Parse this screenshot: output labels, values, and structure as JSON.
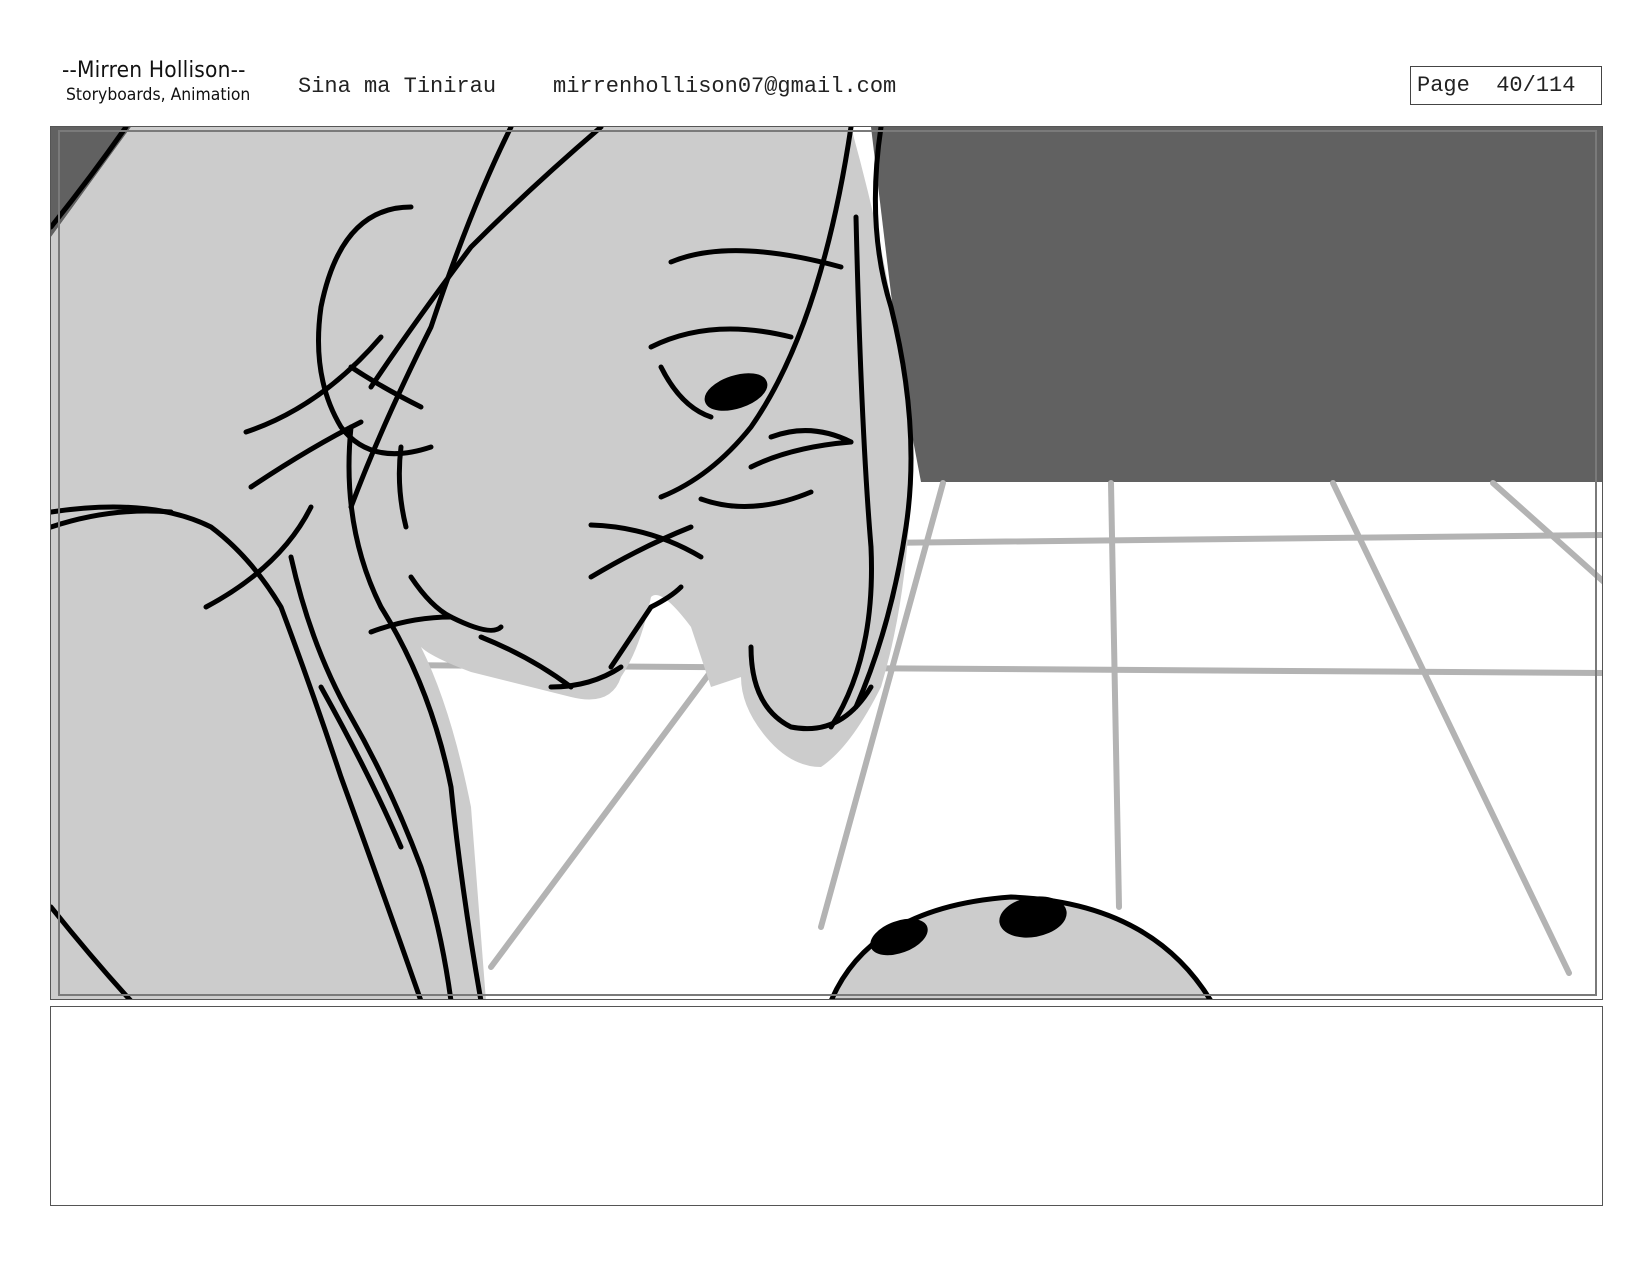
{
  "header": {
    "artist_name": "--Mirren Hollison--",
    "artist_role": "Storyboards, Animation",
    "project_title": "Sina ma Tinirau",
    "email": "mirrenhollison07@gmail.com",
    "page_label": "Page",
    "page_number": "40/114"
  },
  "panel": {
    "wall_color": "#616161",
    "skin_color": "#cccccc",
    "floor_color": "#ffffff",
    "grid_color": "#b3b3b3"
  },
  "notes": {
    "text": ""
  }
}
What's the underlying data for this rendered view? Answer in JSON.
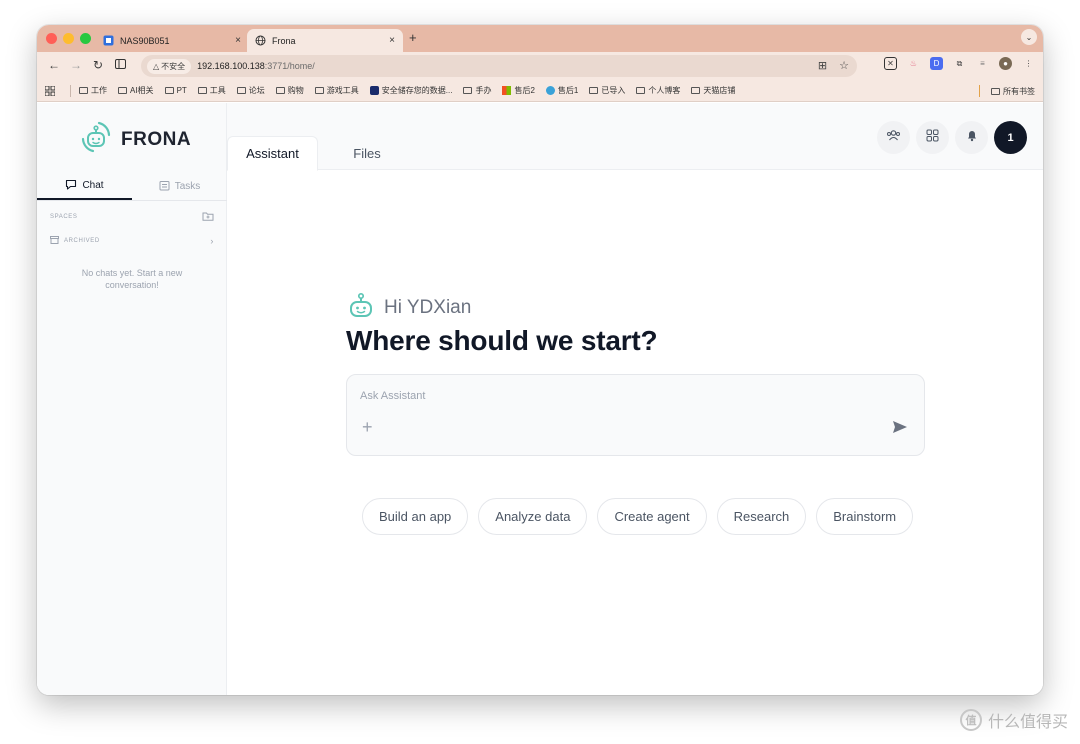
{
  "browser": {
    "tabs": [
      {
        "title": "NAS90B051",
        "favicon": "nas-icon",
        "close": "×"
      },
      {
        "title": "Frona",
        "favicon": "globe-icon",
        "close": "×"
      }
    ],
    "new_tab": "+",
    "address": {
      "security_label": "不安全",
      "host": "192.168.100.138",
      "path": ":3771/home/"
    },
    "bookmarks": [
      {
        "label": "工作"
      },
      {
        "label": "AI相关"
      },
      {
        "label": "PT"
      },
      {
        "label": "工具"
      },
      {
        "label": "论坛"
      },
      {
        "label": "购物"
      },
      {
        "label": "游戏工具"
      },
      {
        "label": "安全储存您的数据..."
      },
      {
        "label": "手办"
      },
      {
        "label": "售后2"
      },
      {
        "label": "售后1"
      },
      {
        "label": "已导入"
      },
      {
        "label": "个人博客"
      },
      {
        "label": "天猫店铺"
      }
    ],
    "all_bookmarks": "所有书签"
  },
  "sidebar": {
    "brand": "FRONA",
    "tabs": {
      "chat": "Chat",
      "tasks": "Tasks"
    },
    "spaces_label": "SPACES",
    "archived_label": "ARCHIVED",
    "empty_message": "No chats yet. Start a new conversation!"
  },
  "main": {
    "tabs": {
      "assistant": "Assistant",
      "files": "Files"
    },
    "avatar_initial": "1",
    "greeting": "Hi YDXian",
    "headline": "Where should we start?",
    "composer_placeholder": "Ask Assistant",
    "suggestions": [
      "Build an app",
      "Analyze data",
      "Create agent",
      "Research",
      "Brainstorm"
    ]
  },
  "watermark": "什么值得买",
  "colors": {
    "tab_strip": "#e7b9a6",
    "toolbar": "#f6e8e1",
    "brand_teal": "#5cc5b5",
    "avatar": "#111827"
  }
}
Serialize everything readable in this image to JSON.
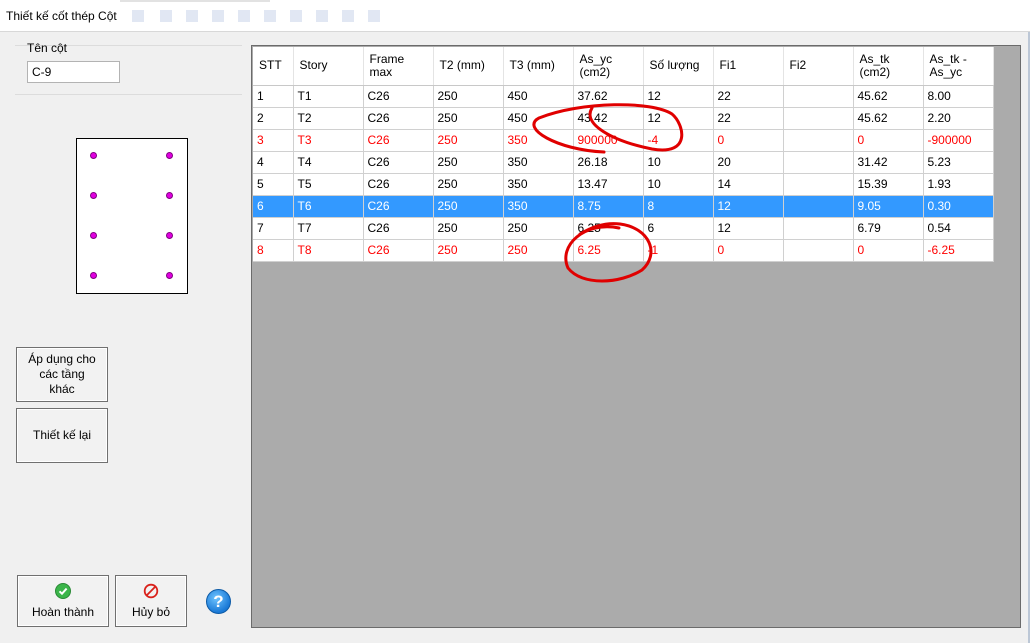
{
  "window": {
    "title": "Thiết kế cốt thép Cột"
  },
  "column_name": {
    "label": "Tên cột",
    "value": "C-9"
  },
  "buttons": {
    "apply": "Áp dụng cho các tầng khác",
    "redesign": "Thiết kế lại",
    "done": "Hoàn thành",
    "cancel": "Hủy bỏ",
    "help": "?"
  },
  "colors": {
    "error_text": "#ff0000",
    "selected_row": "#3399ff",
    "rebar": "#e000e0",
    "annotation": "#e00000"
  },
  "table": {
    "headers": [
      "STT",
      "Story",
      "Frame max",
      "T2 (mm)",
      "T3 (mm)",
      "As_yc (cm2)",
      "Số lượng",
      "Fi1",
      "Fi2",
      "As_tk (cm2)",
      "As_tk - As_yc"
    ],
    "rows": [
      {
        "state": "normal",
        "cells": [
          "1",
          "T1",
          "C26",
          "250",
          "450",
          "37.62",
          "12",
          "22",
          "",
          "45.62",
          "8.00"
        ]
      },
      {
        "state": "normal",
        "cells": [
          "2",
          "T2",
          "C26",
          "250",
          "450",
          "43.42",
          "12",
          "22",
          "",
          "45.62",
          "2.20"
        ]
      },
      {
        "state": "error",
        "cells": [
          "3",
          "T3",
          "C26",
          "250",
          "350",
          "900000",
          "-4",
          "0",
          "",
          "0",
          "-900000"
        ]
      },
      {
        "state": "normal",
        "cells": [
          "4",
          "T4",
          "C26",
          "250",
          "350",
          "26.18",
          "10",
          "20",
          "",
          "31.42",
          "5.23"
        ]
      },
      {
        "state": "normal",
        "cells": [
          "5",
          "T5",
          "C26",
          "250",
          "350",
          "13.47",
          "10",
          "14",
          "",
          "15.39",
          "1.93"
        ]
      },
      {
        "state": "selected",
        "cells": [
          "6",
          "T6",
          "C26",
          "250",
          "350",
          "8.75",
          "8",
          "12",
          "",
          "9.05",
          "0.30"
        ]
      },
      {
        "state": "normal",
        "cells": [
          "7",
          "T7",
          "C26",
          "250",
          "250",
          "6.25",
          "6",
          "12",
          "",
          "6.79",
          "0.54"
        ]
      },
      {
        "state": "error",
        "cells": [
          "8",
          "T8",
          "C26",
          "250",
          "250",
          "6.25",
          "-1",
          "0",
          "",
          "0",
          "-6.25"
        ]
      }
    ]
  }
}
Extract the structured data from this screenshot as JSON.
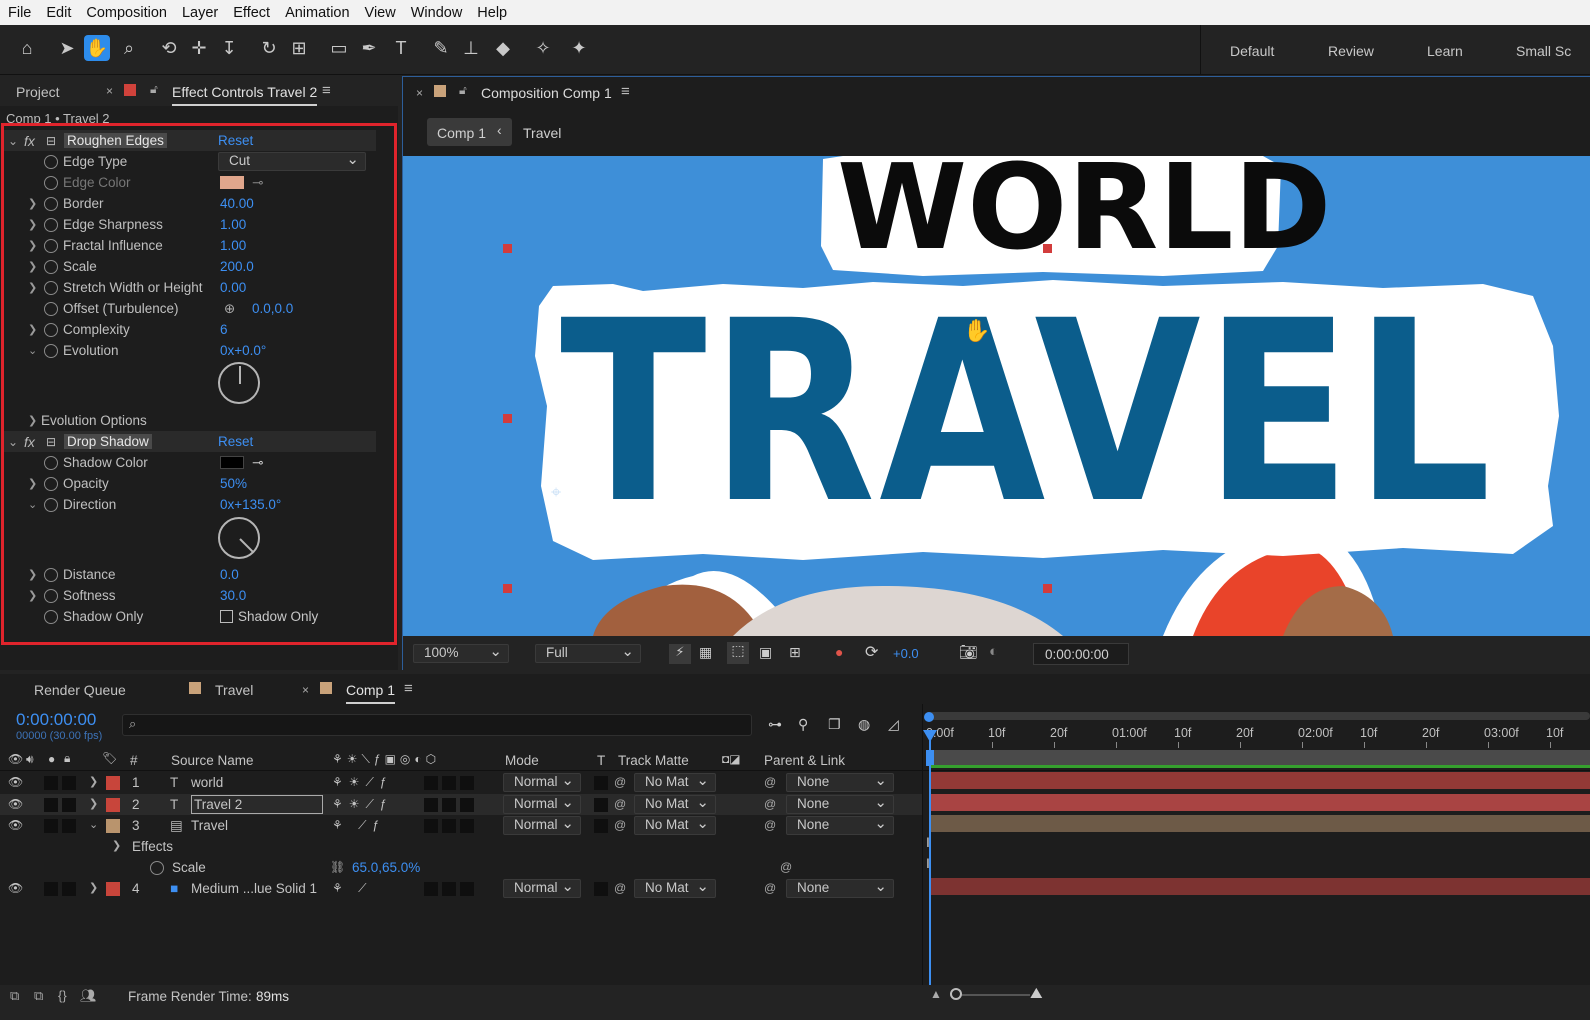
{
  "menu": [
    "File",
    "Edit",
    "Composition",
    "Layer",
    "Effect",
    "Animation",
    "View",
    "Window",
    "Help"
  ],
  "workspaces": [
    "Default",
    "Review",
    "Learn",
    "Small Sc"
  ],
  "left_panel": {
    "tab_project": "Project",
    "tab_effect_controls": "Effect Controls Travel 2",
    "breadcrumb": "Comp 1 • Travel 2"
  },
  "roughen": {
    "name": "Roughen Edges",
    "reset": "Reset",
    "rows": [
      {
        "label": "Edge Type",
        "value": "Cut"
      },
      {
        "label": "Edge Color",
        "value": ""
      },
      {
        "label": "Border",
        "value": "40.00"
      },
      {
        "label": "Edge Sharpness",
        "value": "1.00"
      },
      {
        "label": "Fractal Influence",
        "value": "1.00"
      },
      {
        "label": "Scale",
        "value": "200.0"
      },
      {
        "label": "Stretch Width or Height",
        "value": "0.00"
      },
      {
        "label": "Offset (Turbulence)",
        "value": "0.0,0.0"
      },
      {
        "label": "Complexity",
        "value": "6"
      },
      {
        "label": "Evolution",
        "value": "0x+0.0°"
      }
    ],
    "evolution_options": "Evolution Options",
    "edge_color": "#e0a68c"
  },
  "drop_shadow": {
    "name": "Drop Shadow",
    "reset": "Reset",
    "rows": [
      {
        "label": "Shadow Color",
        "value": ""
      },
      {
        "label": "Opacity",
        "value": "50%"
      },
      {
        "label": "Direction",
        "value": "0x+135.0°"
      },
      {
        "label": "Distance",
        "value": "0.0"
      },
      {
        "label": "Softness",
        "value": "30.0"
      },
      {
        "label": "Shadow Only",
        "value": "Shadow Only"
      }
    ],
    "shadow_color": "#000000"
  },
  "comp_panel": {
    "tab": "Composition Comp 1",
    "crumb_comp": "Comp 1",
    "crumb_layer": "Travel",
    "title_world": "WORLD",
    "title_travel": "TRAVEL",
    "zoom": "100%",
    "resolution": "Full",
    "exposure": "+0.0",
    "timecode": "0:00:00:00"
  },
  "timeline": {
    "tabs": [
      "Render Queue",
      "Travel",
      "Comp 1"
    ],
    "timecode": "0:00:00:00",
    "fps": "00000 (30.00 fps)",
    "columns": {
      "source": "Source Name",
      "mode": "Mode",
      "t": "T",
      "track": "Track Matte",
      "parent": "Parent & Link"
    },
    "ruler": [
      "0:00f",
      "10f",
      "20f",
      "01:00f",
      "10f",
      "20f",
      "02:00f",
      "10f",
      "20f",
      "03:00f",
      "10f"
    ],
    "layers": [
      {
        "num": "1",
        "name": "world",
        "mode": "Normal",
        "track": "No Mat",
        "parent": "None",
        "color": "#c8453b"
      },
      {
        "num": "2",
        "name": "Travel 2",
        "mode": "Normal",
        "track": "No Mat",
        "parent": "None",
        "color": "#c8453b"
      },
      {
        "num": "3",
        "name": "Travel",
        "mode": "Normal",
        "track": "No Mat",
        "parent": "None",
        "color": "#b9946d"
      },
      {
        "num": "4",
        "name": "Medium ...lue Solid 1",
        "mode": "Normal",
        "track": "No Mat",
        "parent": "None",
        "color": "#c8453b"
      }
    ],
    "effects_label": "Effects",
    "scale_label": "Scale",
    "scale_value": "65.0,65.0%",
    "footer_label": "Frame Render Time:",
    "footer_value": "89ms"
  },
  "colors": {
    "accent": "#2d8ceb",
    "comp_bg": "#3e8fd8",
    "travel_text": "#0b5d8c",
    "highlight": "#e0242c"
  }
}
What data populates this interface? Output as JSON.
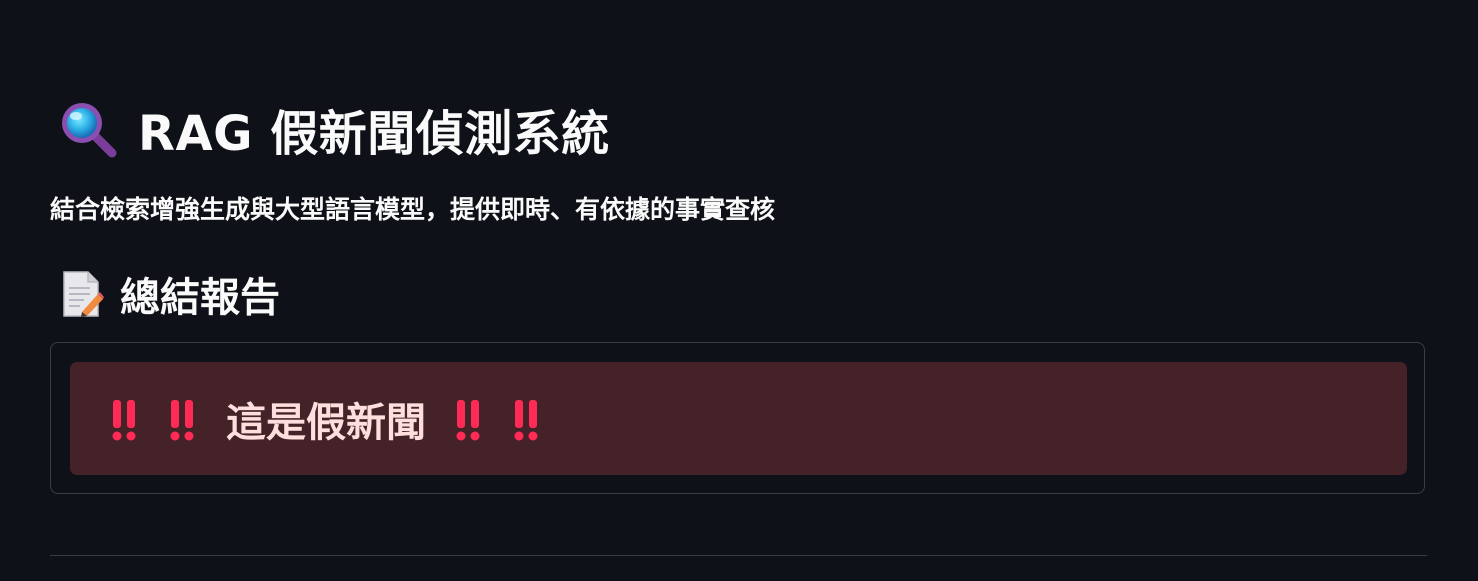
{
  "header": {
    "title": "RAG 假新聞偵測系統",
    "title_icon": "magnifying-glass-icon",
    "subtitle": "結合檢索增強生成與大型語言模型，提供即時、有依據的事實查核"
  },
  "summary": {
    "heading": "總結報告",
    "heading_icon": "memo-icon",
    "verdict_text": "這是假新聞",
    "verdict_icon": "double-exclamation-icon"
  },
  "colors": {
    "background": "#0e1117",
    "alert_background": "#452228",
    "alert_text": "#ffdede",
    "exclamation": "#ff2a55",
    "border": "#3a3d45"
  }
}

REQUIRED TASK: List every line from the entries above in which "favicon" appears.

OUTPUT:
        "favicon": "nas-icon",
        "favicon": "globe-icon",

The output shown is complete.